DATA LISTING –
* * *

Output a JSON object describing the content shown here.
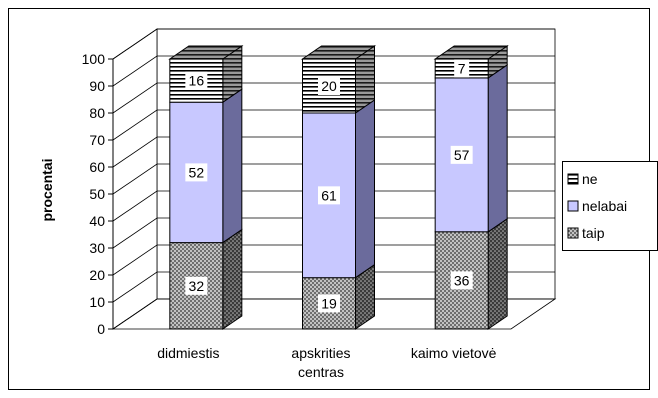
{
  "chart_data": {
    "type": "bar",
    "stacked": true,
    "three_d": true,
    "ylabel": "procentai",
    "xlabel": "",
    "ylim": [
      0,
      100
    ],
    "yticks": [
      0,
      10,
      20,
      30,
      40,
      50,
      60,
      70,
      80,
      90,
      100
    ],
    "grid": true,
    "legend_position": "right",
    "categories": [
      [
        "didmiestis"
      ],
      [
        "apskrities",
        "centras"
      ],
      [
        "kaimo vietovė"
      ]
    ],
    "series": [
      {
        "name": "taip",
        "values": [
          32,
          19,
          36
        ],
        "pattern": "dotted-dark",
        "color": "#8a8a8a"
      },
      {
        "name": "nelabai",
        "values": [
          52,
          61,
          57
        ],
        "pattern": "solid",
        "color": "#c8c8ff"
      },
      {
        "name": "ne",
        "values": [
          16,
          20,
          7
        ],
        "pattern": "horizontal-lines",
        "color": "#ffffff"
      }
    ],
    "legend_order": [
      "ne",
      "nelabai",
      "taip"
    ],
    "side_colors": {
      "nelabai": "#6b6b9c"
    }
  }
}
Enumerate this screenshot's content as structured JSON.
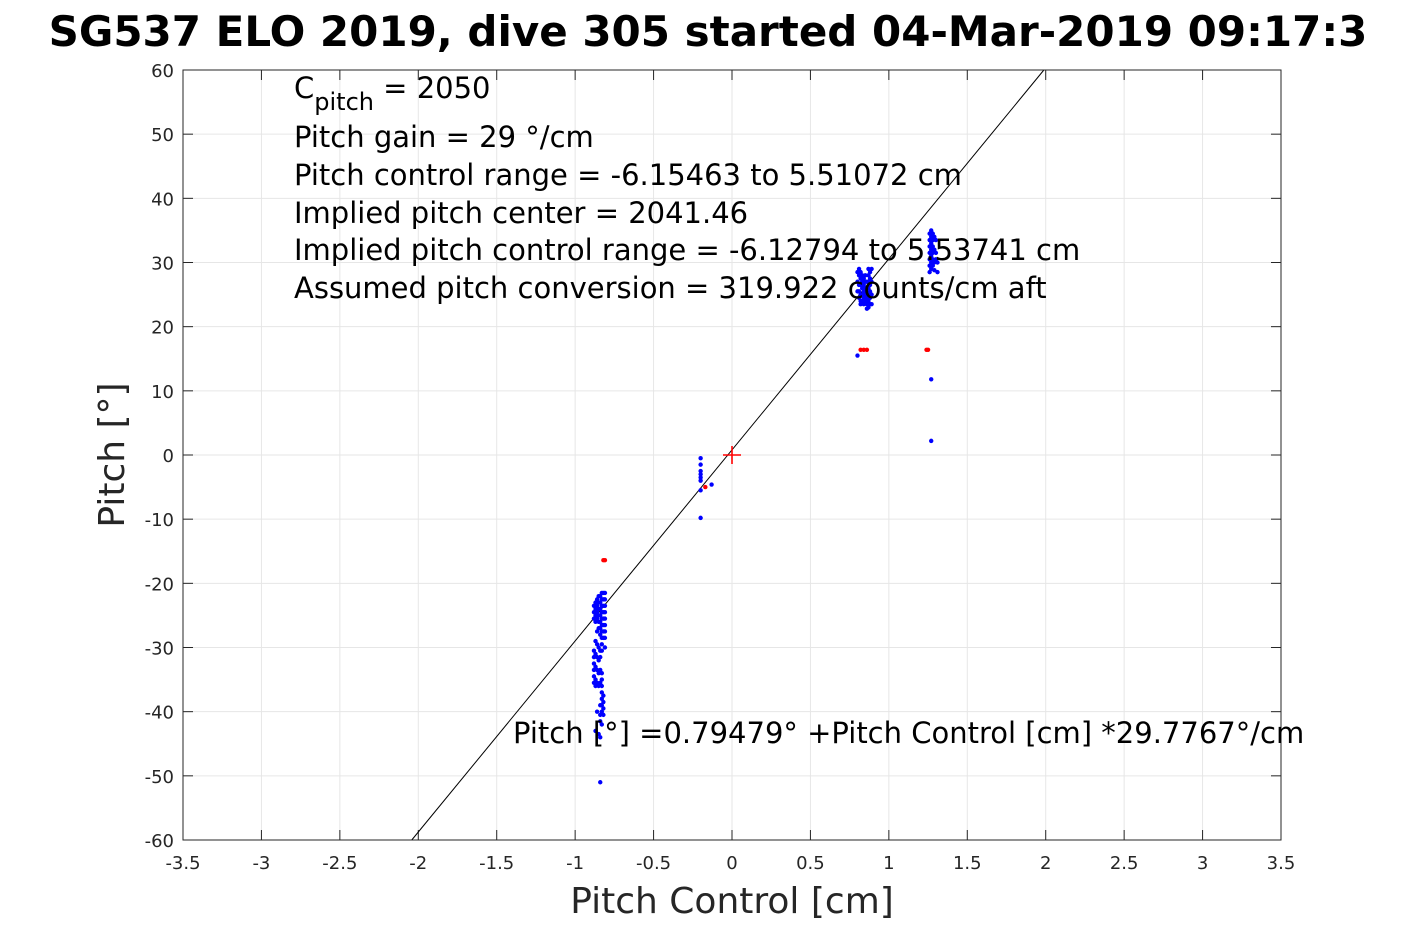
{
  "chart_data": {
    "type": "scatter",
    "title": "SG537 ELO 2019, dive 305 started 04-Mar-2019 09:17:3",
    "xlabel": "Pitch Control [cm]",
    "ylabel": "Pitch [°]",
    "xlim": [
      -3.5,
      3.5
    ],
    "ylim": [
      -60,
      60
    ],
    "xticks": [
      -3.5,
      -3,
      -2.5,
      -2,
      -1.5,
      -1,
      -0.5,
      0,
      0.5,
      1,
      1.5,
      2,
      2.5,
      3,
      3.5
    ],
    "yticks": [
      -60,
      -50,
      -40,
      -30,
      -20,
      -10,
      0,
      10,
      20,
      30,
      40,
      50,
      60
    ],
    "xtick_labels": [
      "-3.5",
      "-3",
      "-2.5",
      "-2",
      "-1.5",
      "-1",
      "-0.5",
      "0",
      "0.5",
      "1",
      "1.5",
      "2",
      "2.5",
      "3",
      "3.5"
    ],
    "ytick_labels": [
      "-60",
      "-50",
      "-40",
      "-30",
      "-20",
      "-10",
      "0",
      "10",
      "20",
      "30",
      "40",
      "50",
      "60"
    ],
    "grid": true,
    "annotations": {
      "c_pitch": {
        "prefix": "C",
        "subscript": "pitch",
        "suffix": " = 2050"
      },
      "lines": [
        "Pitch gain = 29 °/cm",
        "Pitch control range = -6.15463 to 5.51072 cm",
        "Implied pitch center = 2041.46",
        "Implied pitch control range = -6.12794 to 5.53741 cm",
        "Assumed pitch conversion = 319.922 counts/cm aft"
      ],
      "fit_equation": "Pitch [°] =0.79479° +Pitch Control [cm] *29.7767°/cm"
    },
    "fit_line": {
      "intercept": 0.79479,
      "slope": 29.7767,
      "color": "#000000"
    },
    "center_marker": {
      "x": 0,
      "y": 0,
      "color": "#ff0000"
    },
    "series": [
      {
        "color": "#0000ff",
        "points": [
          [
            -0.88,
            -23.5
          ],
          [
            -0.88,
            -24.5
          ],
          [
            -0.88,
            -25.5
          ],
          [
            -0.88,
            -30.5
          ],
          [
            -0.88,
            -31.5
          ],
          [
            -0.88,
            -32.5
          ],
          [
            -0.88,
            -33.5
          ],
          [
            -0.88,
            -34.5
          ],
          [
            -0.88,
            -35.5
          ],
          [
            -0.87,
            -23.0
          ],
          [
            -0.87,
            -24.0
          ],
          [
            -0.87,
            -25.0
          ],
          [
            -0.87,
            -26.0
          ],
          [
            -0.87,
            -29.0
          ],
          [
            -0.87,
            -31.0
          ],
          [
            -0.87,
            -33.0
          ],
          [
            -0.87,
            -35.0
          ],
          [
            -0.87,
            -36.0
          ],
          [
            -0.87,
            -43.0
          ],
          [
            -0.86,
            -22.5
          ],
          [
            -0.86,
            -23.5
          ],
          [
            -0.86,
            -24.5
          ],
          [
            -0.86,
            -25.5
          ],
          [
            -0.86,
            -27.5
          ],
          [
            -0.86,
            -29.5
          ],
          [
            -0.86,
            -31.5
          ],
          [
            -0.86,
            -33.5
          ],
          [
            -0.86,
            -35.5
          ],
          [
            -0.86,
            -40.0
          ],
          [
            -0.85,
            -22.0
          ],
          [
            -0.85,
            -23.0
          ],
          [
            -0.85,
            -24.0
          ],
          [
            -0.85,
            -25.0
          ],
          [
            -0.85,
            -26.0
          ],
          [
            -0.85,
            -27.0
          ],
          [
            -0.85,
            -30.0
          ],
          [
            -0.85,
            -32.0
          ],
          [
            -0.85,
            -34.0
          ],
          [
            -0.85,
            -36.0
          ],
          [
            -0.85,
            -43.5
          ],
          [
            -0.84,
            -22.0
          ],
          [
            -0.84,
            -23.0
          ],
          [
            -0.84,
            -24.0
          ],
          [
            -0.84,
            -25.0
          ],
          [
            -0.84,
            -26.0
          ],
          [
            -0.84,
            -27.0
          ],
          [
            -0.84,
            -28.0
          ],
          [
            -0.84,
            -30.5
          ],
          [
            -0.84,
            -31.5
          ],
          [
            -0.84,
            -33.5
          ],
          [
            -0.84,
            -35.5
          ],
          [
            -0.84,
            -39.0
          ],
          [
            -0.84,
            -40.5
          ],
          [
            -0.84,
            -41.5
          ],
          [
            -0.84,
            -44.0
          ],
          [
            -0.84,
            -51.0
          ],
          [
            -0.83,
            -21.5
          ],
          [
            -0.83,
            -22.5
          ],
          [
            -0.83,
            -23.5
          ],
          [
            -0.83,
            -24.5
          ],
          [
            -0.83,
            -25.5
          ],
          [
            -0.83,
            -26.5
          ],
          [
            -0.83,
            -27.5
          ],
          [
            -0.83,
            -28.5
          ],
          [
            -0.83,
            -29.5
          ],
          [
            -0.83,
            -30.5
          ],
          [
            -0.83,
            -34.0
          ],
          [
            -0.83,
            -35.0
          ],
          [
            -0.83,
            -36.0
          ],
          [
            -0.83,
            -37.0
          ],
          [
            -0.83,
            -38.0
          ],
          [
            -0.83,
            -39.0
          ],
          [
            -0.83,
            -40.0
          ],
          [
            -0.83,
            -42.0
          ],
          [
            -0.82,
            -21.5
          ],
          [
            -0.82,
            -22.5
          ],
          [
            -0.82,
            -23.5
          ],
          [
            -0.82,
            -24.5
          ],
          [
            -0.82,
            -25.5
          ],
          [
            -0.82,
            -26.5
          ],
          [
            -0.82,
            -27.5
          ],
          [
            -0.82,
            -28.5
          ],
          [
            -0.82,
            -37.5
          ],
          [
            -0.82,
            -38.5
          ],
          [
            -0.82,
            -39.5
          ],
          [
            -0.82,
            -40.5
          ],
          [
            -0.81,
            -21.5
          ],
          [
            -0.81,
            -22.5
          ],
          [
            -0.81,
            -23.5
          ],
          [
            -0.81,
            -24.5
          ],
          [
            -0.81,
            -25.5
          ],
          [
            -0.81,
            -26.5
          ],
          [
            -0.81,
            -27.5
          ],
          [
            -0.81,
            -28.5
          ],
          [
            -0.81,
            -30.0
          ],
          [
            -0.2,
            -0.5
          ],
          [
            -0.2,
            -1.5
          ],
          [
            -0.2,
            -2.5
          ],
          [
            -0.2,
            -3.0
          ],
          [
            -0.2,
            -3.5
          ],
          [
            -0.2,
            -4.0
          ],
          [
            -0.2,
            -5.5
          ],
          [
            -0.2,
            -9.8
          ],
          [
            -0.13,
            -4.6
          ],
          [
            0.8,
            28.5
          ],
          [
            0.8,
            27.0
          ],
          [
            0.8,
            25.5
          ],
          [
            0.8,
            15.5
          ],
          [
            0.81,
            29.0
          ],
          [
            0.81,
            28.0
          ],
          [
            0.81,
            26.5
          ],
          [
            0.81,
            25.5
          ],
          [
            0.81,
            24.5
          ],
          [
            0.82,
            28.5
          ],
          [
            0.82,
            27.5
          ],
          [
            0.82,
            26.5
          ],
          [
            0.82,
            25.0
          ],
          [
            0.82,
            24.0
          ],
          [
            0.82,
            23.5
          ],
          [
            0.83,
            28.0
          ],
          [
            0.83,
            27.0
          ],
          [
            0.83,
            26.0
          ],
          [
            0.83,
            25.0
          ],
          [
            0.83,
            24.0
          ],
          [
            0.84,
            27.5
          ],
          [
            0.84,
            26.5
          ],
          [
            0.84,
            25.5
          ],
          [
            0.84,
            24.5
          ],
          [
            0.84,
            23.5
          ],
          [
            0.85,
            28.0
          ],
          [
            0.85,
            27.0
          ],
          [
            0.85,
            26.0
          ],
          [
            0.85,
            25.0
          ],
          [
            0.85,
            24.0
          ],
          [
            0.86,
            27.0
          ],
          [
            0.86,
            26.0
          ],
          [
            0.86,
            25.0
          ],
          [
            0.86,
            24.5
          ],
          [
            0.86,
            23.5
          ],
          [
            0.86,
            22.8
          ],
          [
            0.87,
            29.0
          ],
          [
            0.87,
            28.0
          ],
          [
            0.87,
            27.0
          ],
          [
            0.87,
            26.0
          ],
          [
            0.87,
            25.0
          ],
          [
            0.87,
            24.0
          ],
          [
            0.87,
            23.0
          ],
          [
            0.88,
            28.5
          ],
          [
            0.88,
            27.5
          ],
          [
            0.88,
            26.5
          ],
          [
            0.88,
            25.5
          ],
          [
            0.88,
            24.5
          ],
          [
            0.88,
            23.5
          ],
          [
            0.89,
            29.0
          ],
          [
            0.89,
            27.0
          ],
          [
            0.89,
            25.0
          ],
          [
            0.89,
            23.5
          ],
          [
            1.26,
            34.5
          ],
          [
            1.26,
            33.5
          ],
          [
            1.26,
            32.5
          ],
          [
            1.26,
            31.5
          ],
          [
            1.26,
            30.5
          ],
          [
            1.26,
            29.5
          ],
          [
            1.26,
            28.5
          ],
          [
            1.27,
            35.0
          ],
          [
            1.27,
            34.0
          ],
          [
            1.27,
            33.0
          ],
          [
            1.27,
            32.0
          ],
          [
            1.27,
            31.0
          ],
          [
            1.27,
            30.0
          ],
          [
            1.27,
            29.0
          ],
          [
            1.27,
            11.8
          ],
          [
            1.27,
            2.2
          ],
          [
            1.28,
            34.5
          ],
          [
            1.28,
            33.5
          ],
          [
            1.28,
            32.5
          ],
          [
            1.28,
            31.5
          ],
          [
            1.28,
            30.5
          ],
          [
            1.28,
            29.5
          ],
          [
            1.29,
            34.0
          ],
          [
            1.29,
            32.0
          ],
          [
            1.29,
            30.0
          ],
          [
            1.29,
            28.8
          ],
          [
            1.3,
            33.5
          ],
          [
            1.3,
            31.5
          ],
          [
            1.3,
            30.5
          ],
          [
            1.31,
            30.0
          ],
          [
            1.31,
            28.5
          ]
        ]
      },
      {
        "color": "#ff0000",
        "points": [
          [
            -0.82,
            -16.4
          ],
          [
            -0.81,
            -16.4
          ],
          [
            -0.17,
            -5.0
          ],
          [
            0.82,
            16.4
          ],
          [
            0.84,
            16.4
          ],
          [
            0.86,
            16.4
          ],
          [
            1.24,
            16.4
          ],
          [
            1.25,
            16.4
          ]
        ]
      }
    ]
  }
}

* * *

WHAT TO DO –
Look above for lines with the word "Implied" and copy them all.

RESULT OF THIS TASK –
        "Implied pitch center = 2041.46",
        "Implied pitch control range = -6.12794 to 5.53741 cm",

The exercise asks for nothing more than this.